# TASK
Transcribe the entries that follow, word for word.

** BEGIN DATASET ENTRIES **

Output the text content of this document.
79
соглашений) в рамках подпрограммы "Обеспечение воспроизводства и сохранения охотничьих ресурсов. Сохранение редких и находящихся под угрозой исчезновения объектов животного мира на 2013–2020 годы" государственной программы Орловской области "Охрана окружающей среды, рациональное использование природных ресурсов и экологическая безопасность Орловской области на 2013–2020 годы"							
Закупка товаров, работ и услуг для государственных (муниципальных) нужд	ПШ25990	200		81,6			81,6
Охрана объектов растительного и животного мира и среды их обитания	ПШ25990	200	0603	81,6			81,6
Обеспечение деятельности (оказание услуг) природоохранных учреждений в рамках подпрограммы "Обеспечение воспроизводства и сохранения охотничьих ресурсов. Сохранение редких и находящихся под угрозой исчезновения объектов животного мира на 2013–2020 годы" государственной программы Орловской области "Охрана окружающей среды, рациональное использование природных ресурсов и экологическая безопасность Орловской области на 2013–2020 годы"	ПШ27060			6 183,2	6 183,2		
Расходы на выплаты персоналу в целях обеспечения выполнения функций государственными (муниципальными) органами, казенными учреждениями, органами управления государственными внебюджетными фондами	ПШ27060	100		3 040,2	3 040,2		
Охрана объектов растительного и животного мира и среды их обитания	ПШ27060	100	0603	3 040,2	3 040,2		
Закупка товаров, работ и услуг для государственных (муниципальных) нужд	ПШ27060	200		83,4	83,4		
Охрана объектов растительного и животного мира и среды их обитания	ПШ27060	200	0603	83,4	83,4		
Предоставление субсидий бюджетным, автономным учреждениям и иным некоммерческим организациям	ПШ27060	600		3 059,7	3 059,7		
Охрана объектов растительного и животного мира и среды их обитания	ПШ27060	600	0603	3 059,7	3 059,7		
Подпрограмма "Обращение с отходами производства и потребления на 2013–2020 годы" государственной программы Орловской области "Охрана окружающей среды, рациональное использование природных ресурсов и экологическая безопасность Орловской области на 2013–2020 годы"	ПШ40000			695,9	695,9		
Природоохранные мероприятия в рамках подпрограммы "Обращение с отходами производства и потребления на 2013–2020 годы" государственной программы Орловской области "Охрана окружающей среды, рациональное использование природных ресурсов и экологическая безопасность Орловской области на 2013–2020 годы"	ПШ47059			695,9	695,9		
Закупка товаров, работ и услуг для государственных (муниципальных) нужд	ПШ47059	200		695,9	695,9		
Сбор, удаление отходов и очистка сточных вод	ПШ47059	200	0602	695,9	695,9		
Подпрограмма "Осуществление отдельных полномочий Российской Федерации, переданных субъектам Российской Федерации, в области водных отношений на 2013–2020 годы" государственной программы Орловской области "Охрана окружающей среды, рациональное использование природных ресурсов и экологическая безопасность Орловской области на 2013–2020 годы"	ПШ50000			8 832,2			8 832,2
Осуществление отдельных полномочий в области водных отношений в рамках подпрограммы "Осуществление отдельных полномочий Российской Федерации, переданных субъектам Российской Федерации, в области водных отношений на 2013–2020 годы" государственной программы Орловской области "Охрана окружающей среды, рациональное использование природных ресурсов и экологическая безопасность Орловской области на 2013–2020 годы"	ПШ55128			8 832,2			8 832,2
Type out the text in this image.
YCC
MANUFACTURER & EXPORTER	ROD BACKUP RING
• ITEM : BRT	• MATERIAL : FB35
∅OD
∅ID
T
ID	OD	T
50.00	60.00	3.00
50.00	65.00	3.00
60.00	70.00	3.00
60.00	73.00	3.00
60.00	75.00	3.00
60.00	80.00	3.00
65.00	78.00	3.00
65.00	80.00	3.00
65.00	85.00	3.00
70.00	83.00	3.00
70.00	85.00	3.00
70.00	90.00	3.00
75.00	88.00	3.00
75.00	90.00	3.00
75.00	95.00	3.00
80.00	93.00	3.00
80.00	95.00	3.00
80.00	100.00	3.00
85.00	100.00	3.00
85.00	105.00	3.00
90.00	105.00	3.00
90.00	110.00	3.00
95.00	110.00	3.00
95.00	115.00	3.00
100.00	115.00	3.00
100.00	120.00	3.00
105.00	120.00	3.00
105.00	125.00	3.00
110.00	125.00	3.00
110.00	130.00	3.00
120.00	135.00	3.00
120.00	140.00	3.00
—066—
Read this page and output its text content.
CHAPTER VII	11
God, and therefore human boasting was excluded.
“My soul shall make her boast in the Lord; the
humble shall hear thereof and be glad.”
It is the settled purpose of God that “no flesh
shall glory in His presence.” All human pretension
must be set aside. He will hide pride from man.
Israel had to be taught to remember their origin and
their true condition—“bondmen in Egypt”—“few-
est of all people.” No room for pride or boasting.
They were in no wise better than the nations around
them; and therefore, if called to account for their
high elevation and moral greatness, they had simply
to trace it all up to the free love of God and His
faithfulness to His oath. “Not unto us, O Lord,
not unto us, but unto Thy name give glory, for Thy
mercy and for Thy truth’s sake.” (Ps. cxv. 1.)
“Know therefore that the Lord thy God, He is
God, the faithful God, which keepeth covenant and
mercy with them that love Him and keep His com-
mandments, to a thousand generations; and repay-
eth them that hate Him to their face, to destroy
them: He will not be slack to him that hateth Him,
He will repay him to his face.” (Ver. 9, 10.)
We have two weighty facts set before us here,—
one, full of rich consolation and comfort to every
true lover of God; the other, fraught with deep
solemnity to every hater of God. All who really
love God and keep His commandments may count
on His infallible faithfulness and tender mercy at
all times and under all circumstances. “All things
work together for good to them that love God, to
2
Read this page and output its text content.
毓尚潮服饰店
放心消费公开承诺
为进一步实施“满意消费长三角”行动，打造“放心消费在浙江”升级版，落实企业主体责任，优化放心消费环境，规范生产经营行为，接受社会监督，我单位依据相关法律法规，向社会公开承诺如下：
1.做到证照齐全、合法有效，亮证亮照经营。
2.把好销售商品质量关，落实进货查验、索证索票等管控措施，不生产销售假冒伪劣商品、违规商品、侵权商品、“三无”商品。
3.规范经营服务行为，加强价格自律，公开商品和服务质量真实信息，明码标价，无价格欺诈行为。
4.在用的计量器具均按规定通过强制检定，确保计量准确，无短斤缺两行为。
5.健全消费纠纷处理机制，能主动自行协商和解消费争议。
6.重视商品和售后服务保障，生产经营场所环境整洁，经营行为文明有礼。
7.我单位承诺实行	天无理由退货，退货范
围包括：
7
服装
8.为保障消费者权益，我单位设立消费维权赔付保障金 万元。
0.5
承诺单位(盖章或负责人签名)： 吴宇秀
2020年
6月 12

** END DATASET ENTRIES **

# WRITTEN SOLUTION
Output the text content of this document.
79
соглашений) в рамках подпрограммы "Обеспечение воспроизводства и сохранения охотничьих ресурсов. Сохранение редких и находящихся под угрозой исчезновения объектов животного мира на 2013–2020 годы" государственной программы Орловской области "Охрана окружающей среды, рациональное использование природных ресурсов и экологическая безопасность Орловской области на 2013–2020 годы"							
Закупка товаров, работ и услуг для государственных (муниципальных) нужд	ПШ25990	200		81,6			81,6
Охрана объектов растительного и животного мира и среды их обитания	ПШ25990	200	0603	81,6			81,6
Обеспечение деятельности (оказание услуг) природоохранных учреждений в рамках подпрограммы "Обеспечение воспроизводства и сохранения охотничьих ресурсов. Сохранение редких и находящихся под угрозой исчезновения объектов животного мира на 2013–2020 годы" государственной программы Орловской области "Охрана окружающей среды, рациональное использование природных ресурсов и экологическая безопасность Орловской области на 2013–2020 годы"	ПШ27060			6 183,2	6 183,2		
Расходы на выплаты персоналу в целях обеспечения выполнения функций государственными (муниципальными) органами, казенными учреждениями, органами управления государственными внебюджетными фондами	ПШ27060	100		3 040,2	3 040,2		
Охрана объектов растительного и животного мира и среды их обитания	ПШ27060	100	0603	3 040,2	3 040,2		
Закупка товаров, работ и услуг для государственных (муниципальных) нужд	ПШ27060	200		83,4	83,4		
Охрана объектов растительного и животного мира и среды их обитания	ПШ27060	200	0603	83,4	83,4		
Предоставление субсидий бюджетным, автономным учреждениям и иным некоммерческим организациям	ПШ27060	600		3 059,7	3 059,7		
Охрана объектов растительного и животного мира и среды их обитания	ПШ27060	600	0603	3 059,7	3 059,7		
Подпрограмма "Обращение с отходами производства и потребления на 2013–2020 годы" государственной программы Орловской области "Охрана окружающей среды, рациональное использование природных ресурсов и экологическая безопасность Орловской области на 2013–2020 годы"	ПШ40000			695,9	695,9		
Природоохранные мероприятия в рамках подпрограммы "Обращение с отходами производства и потребления на 2013–2020 годы" государственной программы Орловской области "Охрана окружающей среды, рациональное использование природных ресурсов и экологическая безопасность Орловской области на 2013–2020 годы"	ПШ47059			695,9	695,9		
Закупка товаров, работ и услуг для государственных (муниципальных) нужд	ПШ47059	200		695,9	695,9		
Сбор, удаление отходов и очистка сточных вод	ПШ47059	200	0602	695,9	695,9		
Подпрограмма "Осуществление отдельных полномочий Российской Федерации, переданных субъектам Российской Федерации, в области водных отношений на 2013–2020 годы" государственной программы Орловской области "Охрана окружающей среды, рациональное использование природных ресурсов и экологическая безопасность Орловской области на 2013–2020 годы"	ПШ50000			8 832,2			8 832,2
Осуществление отдельных полномочий в области водных отношений в рамках подпрограммы "Осуществление отдельных полномочий Российской Федерации, переданных субъектам Российской Федерации, в области водных отношений на 2013–2020 годы" государственной программы Орловской области "Охрана окружающей среды, рациональное использование природных ресурсов и экологическая безопасность Орловской области на 2013–2020 годы"	ПШ55128			8 832,2			8 832,2
Type out the text in this image.
YCC
MANUFACTURER & EXPORTER	ROD BACKUP RING
• ITEM : BRT	• MATERIAL : FB35
∅OD
∅ID
T
ID	OD	T
50.00	60.00	3.00
50.00	65.00	3.00
60.00	70.00	3.00
60.00	73.00	3.00
60.00	75.00	3.00
60.00	80.00	3.00
65.00	78.00	3.00
65.00	80.00	3.00
65.00	85.00	3.00
70.00	83.00	3.00
70.00	85.00	3.00
70.00	90.00	3.00
75.00	88.00	3.00
75.00	90.00	3.00
75.00	95.00	3.00
80.00	93.00	3.00
80.00	95.00	3.00
80.00	100.00	3.00
85.00	100.00	3.00
85.00	105.00	3.00
90.00	105.00	3.00
90.00	110.00	3.00
95.00	110.00	3.00
95.00	115.00	3.00
100.00	115.00	3.00
100.00	120.00	3.00
105.00	120.00	3.00
105.00	125.00	3.00
110.00	125.00	3.00
110.00	130.00	3.00
120.00	135.00	3.00
120.00	140.00	3.00
—066—
Read this page and output its text content.
CHAPTER VII	11
God, and therefore human boasting was excluded.
“My soul shall make her boast in the Lord; the
humble shall hear thereof and be glad.”
It is the settled purpose of God that “no flesh
shall glory in His presence.” All human pretension
must be set aside. He will hide pride from man.
Israel had to be taught to remember their origin and
their true condition—“bondmen in Egypt”—“few-
est of all people.” No room for pride or boasting.
They were in no wise better than the nations around
them; and therefore, if called to account for their
high elevation and moral greatness, they had simply
to trace it all up to the free love of God and His
faithfulness to His oath. “Not unto us, O Lord,
not unto us, but unto Thy name give glory, for Thy
mercy and for Thy truth’s sake.” (Ps. cxv. 1.)
“Know therefore that the Lord thy God, He is
God, the faithful God, which keepeth covenant and
mercy with them that love Him and keep His com-
mandments, to a thousand generations; and repay-
eth them that hate Him to their face, to destroy
them: He will not be slack to him that hateth Him,
He will repay him to his face.” (Ver. 9, 10.)
We have two weighty facts set before us here,—
one, full of rich consolation and comfort to every
true lover of God; the other, fraught with deep
solemnity to every hater of God. All who really
love God and keep His commandments may count
on His infallible faithfulness and tender mercy at
all times and under all circumstances. “All things
work together for good to them that love God, to
2
Read this page and output its text content.
毓尚潮服饰店
放心消费公开承诺
为进一步实施“满意消费长三角”行动，打造“放心消费在浙江”升级版，落实企业主体责任，优化放心消费环境，规范生产经营行为，接受社会监督，我单位依据相关法律法规，向社会公开承诺如下：
1.做到证照齐全、合法有效，亮证亮照经营。
2.把好销售商品质量关，落实进货查验、索证索票等管控措施，不生产销售假冒伪劣商品、违规商品、侵权商品、“三无”商品。
3.规范经营服务行为，加强价格自律，公开商品和服务质量真实信息，明码标价，无价格欺诈行为。
4.在用的计量器具均按规定通过强制检定，确保计量准确，无短斤缺两行为。
5.健全消费纠纷处理机制，能主动自行协商和解消费争议。
6.重视商品和售后服务保障，生产经营场所环境整洁，经营行为文明有礼。
7.我单位承诺实行	天无理由退货，退货范
围包括：
7
服装
8.为保障消费者权益，我单位设立消费维权赔付保障金 万元。
0.5
承诺单位(盖章或负责人签名)： 吴宇秀
2020年
6月 12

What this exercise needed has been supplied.